+++ MATERIAL SUPPLIED +++

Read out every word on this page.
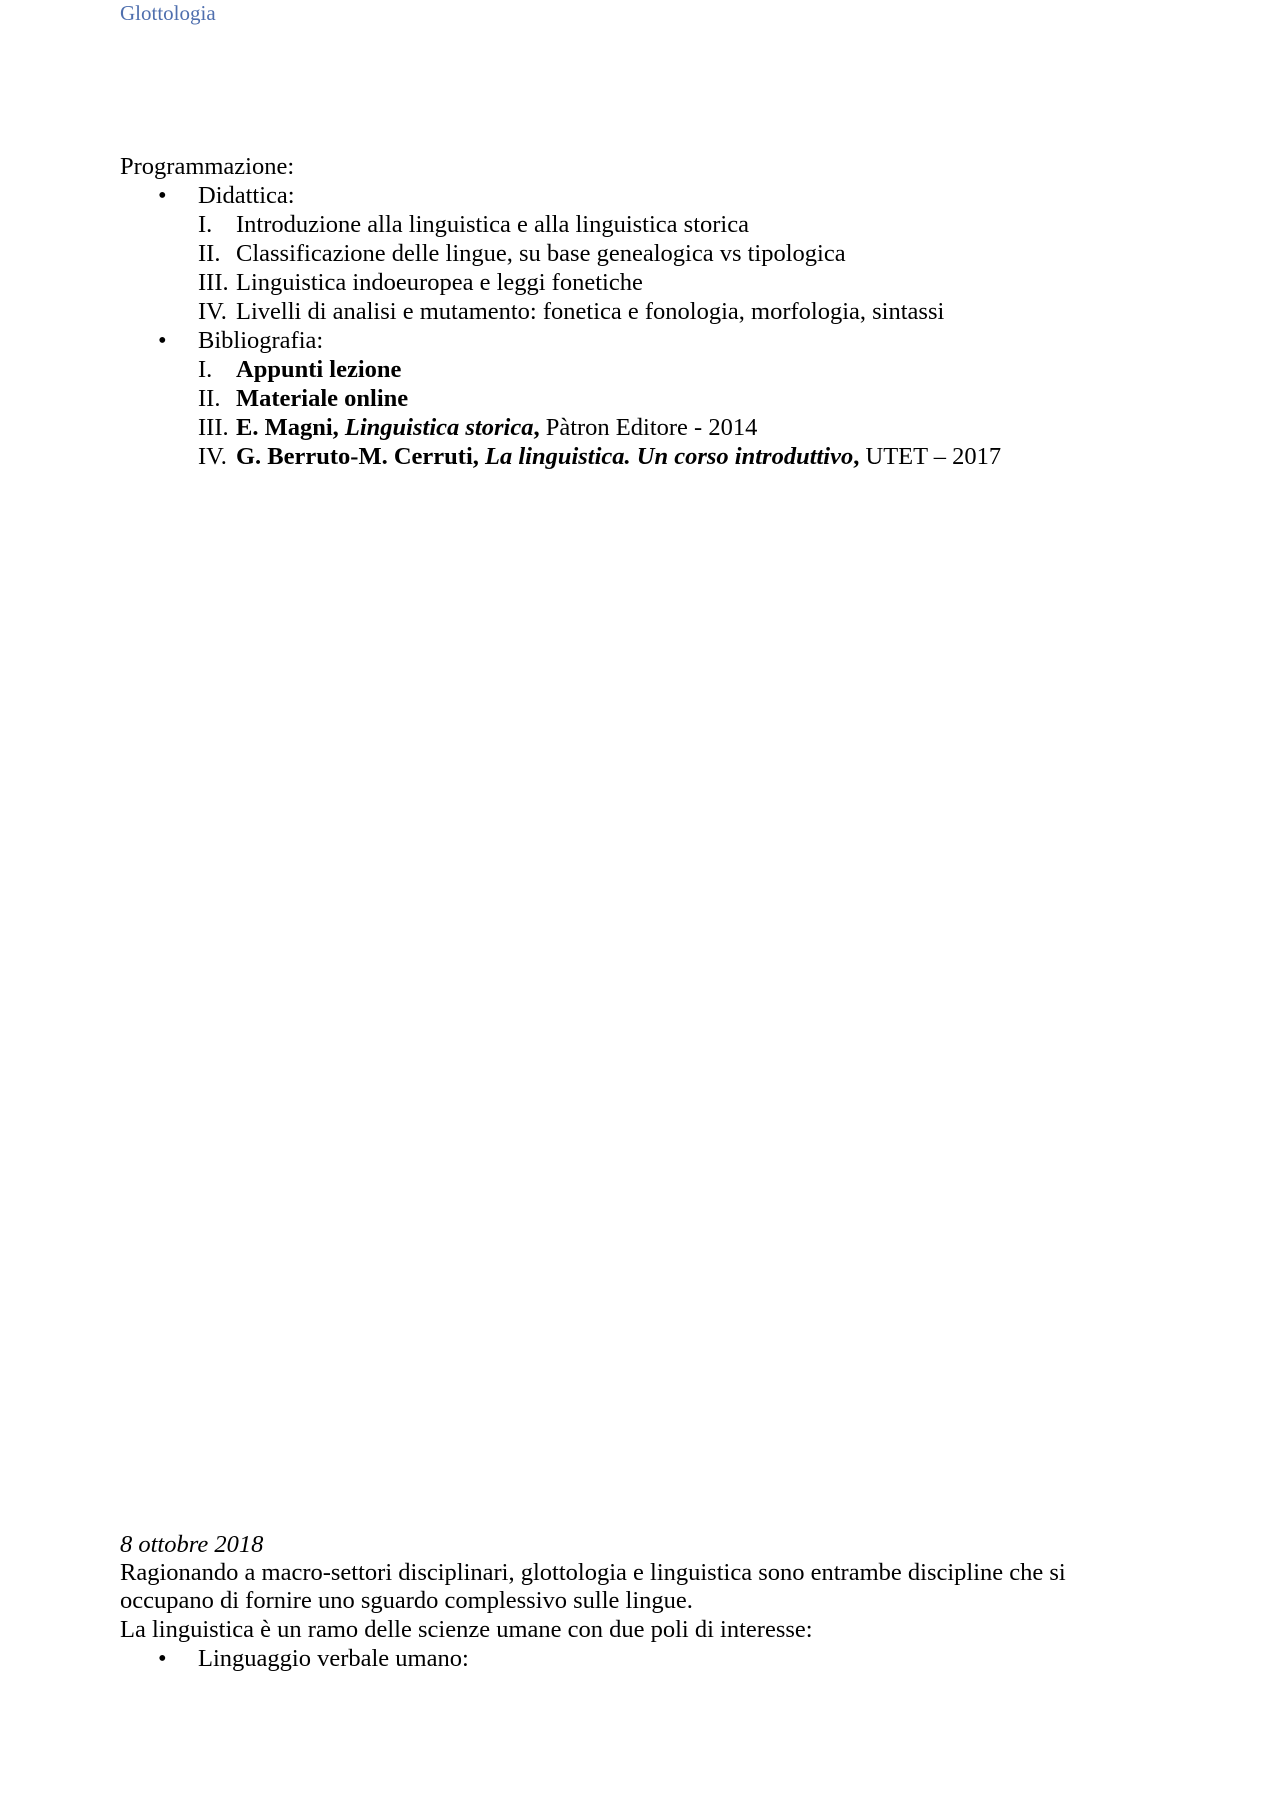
Glottologia
Programmazione:
• Didattica:
I. Introduzione alla linguistica e alla linguistica storica
II. Classificazione delle lingue, su base genealogica vs tipologica
III. Linguistica indoeuropea e leggi fonetiche
IV. Livelli di analisi e mutamento: fonetica e fonologia, morfologia, sintassi
• Bibliografia:
I. Appunti lezione
II. Materiale online
III. E. Magni, Linguistica storica, Pàtron Editore - 2014
IV. G. Berruto-M. Cerruti, La linguistica. Un corso introduttivo, UTET – 2017
8 ottobre 2018
Ragionando a macro-settori disciplinari, glottologia e linguistica sono entrambe discipline che si occupano di fornire uno sguardo complessivo sulle lingue.
La linguistica è un ramo delle scienze umane con due poli di interesse:
• Linguaggio verbale umano:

+++

> DIRECTION: Gather each line of the records holding the string "lingue".

> THE ANSWER:
II. Classificazione delle lingue, su base genealogica vs tipologica
Ragionando a macro-settori disciplinari, glottologia e linguistica sono entrambe discipline che si occupano di fornire uno sguardo complessivo sulle lingue.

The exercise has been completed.